» **Input records**:
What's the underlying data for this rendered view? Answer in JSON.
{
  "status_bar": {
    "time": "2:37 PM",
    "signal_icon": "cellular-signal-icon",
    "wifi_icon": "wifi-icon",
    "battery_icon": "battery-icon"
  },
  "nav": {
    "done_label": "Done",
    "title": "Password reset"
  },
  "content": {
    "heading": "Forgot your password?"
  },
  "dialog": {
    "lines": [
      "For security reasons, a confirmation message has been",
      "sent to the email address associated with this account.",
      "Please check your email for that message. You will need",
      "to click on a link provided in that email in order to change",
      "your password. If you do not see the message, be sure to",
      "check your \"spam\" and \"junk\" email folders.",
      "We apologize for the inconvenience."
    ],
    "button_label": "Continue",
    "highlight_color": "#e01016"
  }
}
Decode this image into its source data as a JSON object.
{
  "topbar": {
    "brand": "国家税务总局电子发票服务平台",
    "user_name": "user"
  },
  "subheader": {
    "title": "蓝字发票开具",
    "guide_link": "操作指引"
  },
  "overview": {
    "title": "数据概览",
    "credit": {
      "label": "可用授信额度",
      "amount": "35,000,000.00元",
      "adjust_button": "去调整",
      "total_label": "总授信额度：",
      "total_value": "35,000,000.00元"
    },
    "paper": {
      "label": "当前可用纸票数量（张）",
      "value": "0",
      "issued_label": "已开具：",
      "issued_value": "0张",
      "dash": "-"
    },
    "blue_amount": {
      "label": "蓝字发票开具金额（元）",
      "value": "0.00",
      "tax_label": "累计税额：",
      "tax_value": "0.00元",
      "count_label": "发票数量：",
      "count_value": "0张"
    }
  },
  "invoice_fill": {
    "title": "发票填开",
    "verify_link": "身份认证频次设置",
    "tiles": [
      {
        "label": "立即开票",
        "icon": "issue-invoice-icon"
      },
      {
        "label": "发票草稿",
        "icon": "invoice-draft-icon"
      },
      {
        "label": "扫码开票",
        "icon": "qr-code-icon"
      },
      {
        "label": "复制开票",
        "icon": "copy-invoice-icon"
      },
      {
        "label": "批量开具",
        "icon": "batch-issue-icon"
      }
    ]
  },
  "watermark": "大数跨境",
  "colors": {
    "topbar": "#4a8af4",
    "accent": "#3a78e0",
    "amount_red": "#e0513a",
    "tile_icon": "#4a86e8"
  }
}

» **Goal of the exercise**: Output all records verbatim.

» **Answer to this task**:
What's the underlying data for this rendered view? Answer in JSON.
{
  "status_bar": {
    "time": "2:37 PM",
    "signal_icon": "cellular-signal-icon",
    "wifi_icon": "wifi-icon",
    "battery_icon": "battery-icon"
  },
  "nav": {
    "done_label": "Done",
    "title": "Password reset"
  },
  "content": {
    "heading": "Forgot your password?"
  },
  "dialog": {
    "lines": [
      "For security reasons, a confirmation message has been",
      "sent to the email address associated with this account.",
      "Please check your email for that message. You will need",
      "to click on a link provided in that email in order to change",
      "your password. If you do not see the message, be sure to",
      "check your \"spam\" and \"junk\" email folders.",
      "We apologize for the inconvenience."
    ],
    "button_label": "Continue",
    "highlight_color": "#e01016"
  }
}
Decode this image into its source data as a JSON object.
{
  "topbar": {
    "brand": "国家税务总局电子发票服务平台",
    "user_name": "user"
  },
  "subheader": {
    "title": "蓝字发票开具",
    "guide_link": "操作指引"
  },
  "overview": {
    "title": "数据概览",
    "credit": {
      "label": "可用授信额度",
      "amount": "35,000,000.00元",
      "adjust_button": "去调整",
      "total_label": "总授信额度：",
      "total_value": "35,000,000.00元"
    },
    "paper": {
      "label": "当前可用纸票数量（张）",
      "value": "0",
      "issued_label": "已开具：",
      "issued_value": "0张",
      "dash": "-"
    },
    "blue_amount": {
      "label": "蓝字发票开具金额（元）",
      "value": "0.00",
      "tax_label": "累计税额：",
      "tax_value": "0.00元",
      "count_label": "发票数量：",
      "count_value": "0张"
    }
  },
  "invoice_fill": {
    "title": "发票填开",
    "verify_link": "身份认证频次设置",
    "tiles": [
      {
        "label": "立即开票",
        "icon": "issue-invoice-icon"
      },
      {
        "label": "发票草稿",
        "icon": "invoice-draft-icon"
      },
      {
        "label": "扫码开票",
        "icon": "qr-code-icon"
      },
      {
        "label": "复制开票",
        "icon": "copy-invoice-icon"
      },
      {
        "label": "批量开具",
        "icon": "batch-issue-icon"
      }
    ]
  },
  "watermark": "大数跨境",
  "colors": {
    "topbar": "#4a8af4",
    "accent": "#3a78e0",
    "amount_red": "#e0513a",
    "tile_icon": "#4a86e8"
  }
}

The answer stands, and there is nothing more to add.